- _EXTRACTED DATA_
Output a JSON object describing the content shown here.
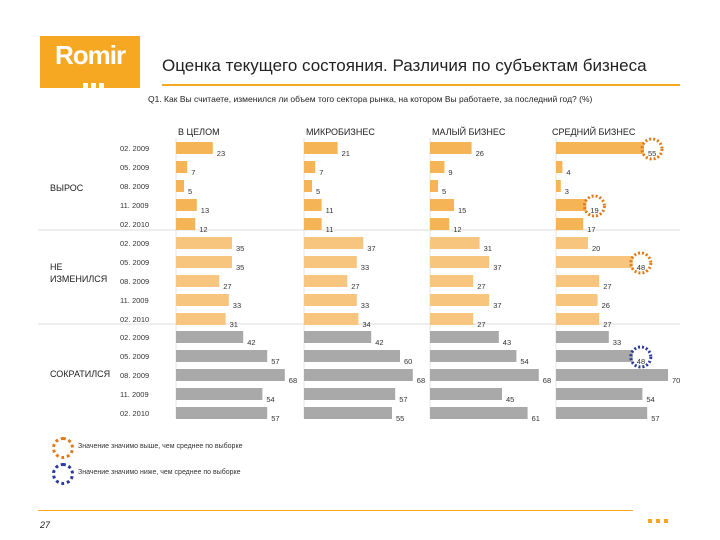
{
  "logo": {
    "text": "Romir"
  },
  "header": {
    "title": "Оценка текущего состояния. Различия по субъектам бизнеса"
  },
  "question": "Q1. Как Вы считаете, изменился ли объем того сектора рынка, на котором Вы работаете, за последний год? (%)",
  "legend": {
    "higher": "Значение значимо выше, чем среднее по выборке",
    "lower": "Значение значимо ниже, чем среднее по выборке"
  },
  "colors": {
    "accent": "#f7a823",
    "growth_bar": "#f5b556",
    "same_bar": "#f8c57e",
    "decline_bar": "#a9a9a9",
    "higher_marker": "#e07b1a",
    "lower_marker": "#2a3a9e"
  },
  "page_number": "27",
  "chart_data": {
    "type": "bar",
    "orientation": "horizontal",
    "columns": [
      "В ЦЕЛОМ",
      "МИКРОБИЗНЕС",
      "МАЛЫЙ БИЗНЕС",
      "СРЕДНИЙ БИЗНЕС"
    ],
    "periods": [
      "02. 2009",
      "05. 2009",
      "08. 2009",
      "11. 2009",
      "02. 2010"
    ],
    "groups": [
      {
        "name": "ВЫРОС",
        "values": [
          [
            23,
            7,
            5,
            13,
            12
          ],
          [
            21,
            7,
            5,
            11,
            11
          ],
          [
            26,
            9,
            5,
            15,
            12
          ],
          [
            55,
            4,
            3,
            19,
            17
          ]
        ],
        "markers": [
          {
            "column": 3,
            "row": 0,
            "type": "higher"
          },
          {
            "column": 3,
            "row": 3,
            "type": "higher"
          }
        ]
      },
      {
        "name": "НЕ ИЗМЕНИЛСЯ",
        "values": [
          [
            35,
            35,
            27,
            33,
            31
          ],
          [
            37,
            33,
            27,
            33,
            34
          ],
          [
            31,
            37,
            27,
            37,
            27
          ],
          [
            20,
            48,
            27,
            26,
            27
          ]
        ],
        "markers": [
          {
            "column": 3,
            "row": 1,
            "type": "higher"
          }
        ]
      },
      {
        "name": "СОКРАТИЛСЯ",
        "values": [
          [
            42,
            57,
            68,
            54,
            57
          ],
          [
            42,
            60,
            68,
            57,
            55
          ],
          [
            43,
            54,
            68,
            45,
            61
          ],
          [
            33,
            48,
            70,
            54,
            57
          ]
        ],
        "markers": [
          {
            "column": 3,
            "row": 1,
            "type": "lower"
          }
        ]
      }
    ]
  }
}
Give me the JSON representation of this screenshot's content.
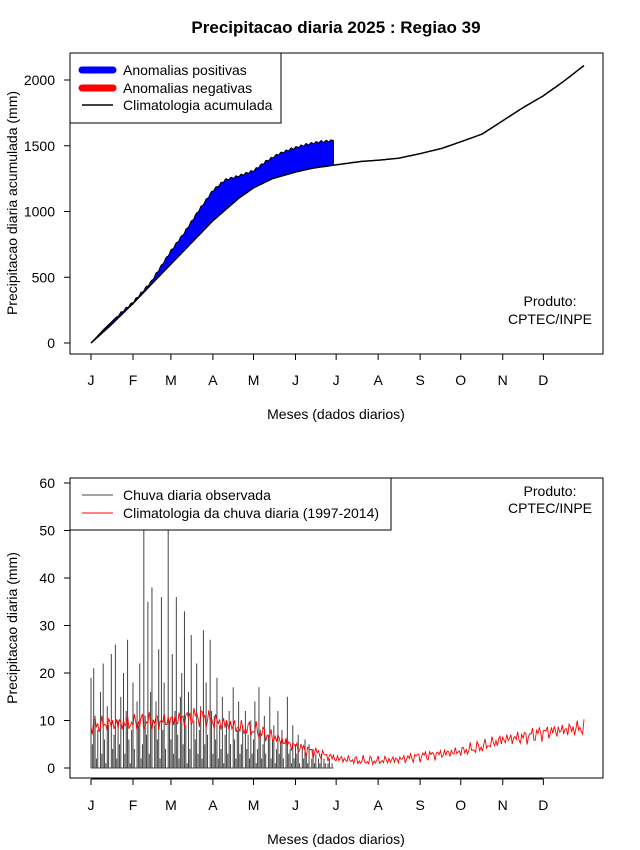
{
  "title": "Precipitacao diaria 2025 : Regiao 39",
  "credit": [
    "Produto:",
    "CPTEC/INPE"
  ],
  "colors": {
    "positive": "#0000ff",
    "negative": "#ff0000",
    "climatology_line": "#000000",
    "observed_bars": "#444444",
    "climatology_daily": "#ff0000"
  },
  "chart_data": [
    {
      "type": "area",
      "xlabel": "Meses (dados diarios)",
      "ylabel": "Precipitacao diaria acumulada (mm)",
      "x_unit": "day of year",
      "xlim": [
        1,
        365
      ],
      "ylim": [
        0,
        2100
      ],
      "yticks": [
        0,
        500,
        1000,
        1500,
        2000
      ],
      "month_ticks": {
        "days": [
          1,
          32,
          60,
          91,
          121,
          152,
          182,
          213,
          244,
          274,
          305,
          335
        ],
        "labels": [
          "J",
          "F",
          "M",
          "A",
          "M",
          "J",
          "J",
          "A",
          "S",
          "O",
          "N",
          "D"
        ]
      },
      "legend": {
        "position": "top-left",
        "entries": [
          "Anomalias positivas",
          "Anomalias negativas",
          "Climatologia acumulada"
        ]
      },
      "climatology_cumulative": {
        "x": [
          1,
          15,
          32,
          45,
          60,
          75,
          91,
          110,
          121,
          135,
          152,
          165,
          182,
          200,
          213,
          228,
          244,
          260,
          274,
          290,
          305,
          320,
          335,
          350,
          365
        ],
        "y": [
          0,
          130,
          300,
          440,
          600,
          760,
          930,
          1100,
          1180,
          1250,
          1300,
          1330,
          1355,
          1380,
          1390,
          1405,
          1440,
          1480,
          1530,
          1590,
          1690,
          1790,
          1880,
          1990,
          2110
        ]
      },
      "observed_cumulative": {
        "x": [
          1,
          10,
          20,
          32,
          45,
          55,
          60,
          70,
          80,
          91,
          100,
          110,
          121,
          130,
          140,
          150,
          160,
          170,
          180
        ],
        "y": [
          0,
          100,
          200,
          310,
          460,
          620,
          700,
          840,
          1000,
          1160,
          1240,
          1270,
          1310,
          1380,
          1440,
          1480,
          1510,
          1530,
          1540
        ]
      }
    },
    {
      "type": "bar",
      "xlabel": "Meses (dados diarios)",
      "ylabel": "Precipitacao diaria (mm)",
      "x_unit": "day of year",
      "xlim": [
        1,
        365
      ],
      "ylim": [
        0,
        60
      ],
      "yticks": [
        0,
        10,
        20,
        30,
        40,
        50,
        60
      ],
      "month_ticks": {
        "days": [
          1,
          32,
          60,
          91,
          121,
          152,
          182,
          213,
          244,
          274,
          305,
          335
        ],
        "labels": [
          "J",
          "F",
          "M",
          "A",
          "M",
          "J",
          "J",
          "A",
          "S",
          "O",
          "N",
          "D"
        ]
      },
      "legend": {
        "position": "top-left",
        "entries": [
          "Chuva diaria observada",
          "Climatologia da chuva diaria (1997-2014)"
        ]
      },
      "observed_days": [
        1,
        2,
        3,
        4,
        5,
        6,
        7,
        8,
        9,
        10,
        11,
        12,
        13,
        14,
        15,
        16,
        17,
        18,
        19,
        20,
        21,
        22,
        23,
        24,
        25,
        26,
        27,
        28,
        29,
        30,
        31,
        32,
        33,
        34,
        35,
        36,
        37,
        38,
        39,
        40,
        41,
        42,
        43,
        44,
        45,
        46,
        47,
        48,
        49,
        50,
        51,
        52,
        53,
        54,
        55,
        56,
        57,
        58,
        59,
        60,
        61,
        62,
        63,
        64,
        65,
        66,
        67,
        68,
        69,
        70,
        71,
        72,
        73,
        74,
        75,
        76,
        77,
        78,
        79,
        80,
        81,
        82,
        83,
        84,
        85,
        86,
        87,
        88,
        89,
        90,
        91,
        92,
        93,
        94,
        95,
        96,
        97,
        98,
        99,
        100,
        101,
        102,
        103,
        104,
        105,
        106,
        107,
        108,
        109,
        110,
        111,
        112,
        113,
        114,
        115,
        116,
        117,
        118,
        119,
        120,
        121,
        122,
        123,
        124,
        125,
        126,
        127,
        128,
        129,
        130,
        131,
        132,
        133,
        134,
        135,
        136,
        137,
        138,
        139,
        140,
        141,
        142,
        143,
        144,
        145,
        146,
        147,
        148,
        149,
        150,
        151,
        152,
        153,
        154,
        155,
        156,
        157,
        158,
        159,
        160,
        161,
        162,
        163,
        164,
        165,
        166,
        167,
        168,
        169,
        170,
        171,
        172,
        173,
        174,
        175,
        176,
        177,
        178,
        179,
        180
      ],
      "observed_values": [
        19,
        5,
        21,
        11,
        2,
        8,
        0,
        16,
        3,
        22,
        6,
        1,
        13,
        9,
        0,
        24,
        4,
        7,
        26,
        2,
        10,
        5,
        15,
        0,
        20,
        3,
        12,
        27,
        6,
        1,
        8,
        18,
        4,
        0,
        14,
        9,
        22,
        2,
        5,
        53,
        11,
        7,
        35,
        3,
        16,
        38,
        0,
        9,
        14,
        6,
        25,
        2,
        36,
        8,
        18,
        4,
        0,
        55,
        10,
        6,
        24,
        3,
        12,
        36,
        7,
        2,
        15,
        20,
        5,
        33,
        9,
        1,
        16,
        4,
        28,
        0,
        10,
        6,
        22,
        3,
        8,
        13,
        2,
        29,
        5,
        18,
        7,
        0,
        27,
        12,
        3,
        11,
        6,
        19,
        2,
        9,
        4,
        15,
        1,
        7,
        10,
        3,
        12,
        5,
        0,
        17,
        6,
        2,
        8,
        14,
        3,
        5,
        9,
        0,
        12,
        4,
        7,
        2,
        10,
        3,
        6,
        14,
        1,
        4,
        17,
        8,
        2,
        5,
        11,
        3,
        0,
        7,
        15,
        2,
        6,
        9,
        1,
        4,
        12,
        3,
        5,
        8,
        2,
        0,
        6,
        15,
        3,
        4,
        1,
        9,
        2,
        5,
        3,
        7,
        1,
        0,
        4,
        2,
        6,
        3,
        1,
        5,
        0,
        2,
        4,
        1,
        3,
        0,
        2,
        1,
        3,
        0,
        2,
        1,
        0,
        1,
        2,
        0,
        1,
        0
      ],
      "climatology_note": "noisy daily line ~8-11 mm Jan-Apr, declining to ~1-3 mm Jun-Sep, rising to ~7-9 mm Nov-Dec",
      "climatology_anchor_days": [
        1,
        32,
        60,
        80,
        91,
        110,
        121,
        140,
        152,
        170,
        182,
        200,
        213,
        228,
        244,
        260,
        274,
        290,
        305,
        320,
        335,
        350,
        365
      ],
      "climatology_anchor_values": [
        9,
        9.5,
        10,
        11,
        10,
        8.5,
        8,
        6,
        4.5,
        3,
        2,
        1.5,
        1.5,
        1.8,
        2.5,
        3,
        3.5,
        4.5,
        6,
        6.5,
        7.5,
        8,
        8.5
      ]
    }
  ]
}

- _EXERCISE_
Within the listing above, copy each line that has the string "Precipitacao".

- _ANSWER IN FULL_
  "title": "Precipitacao diaria 2025 : Regiao 39",
      "ylabel": "Precipitacao diaria acumulada (mm)",
      "ylabel": "Precipitacao diaria (mm)",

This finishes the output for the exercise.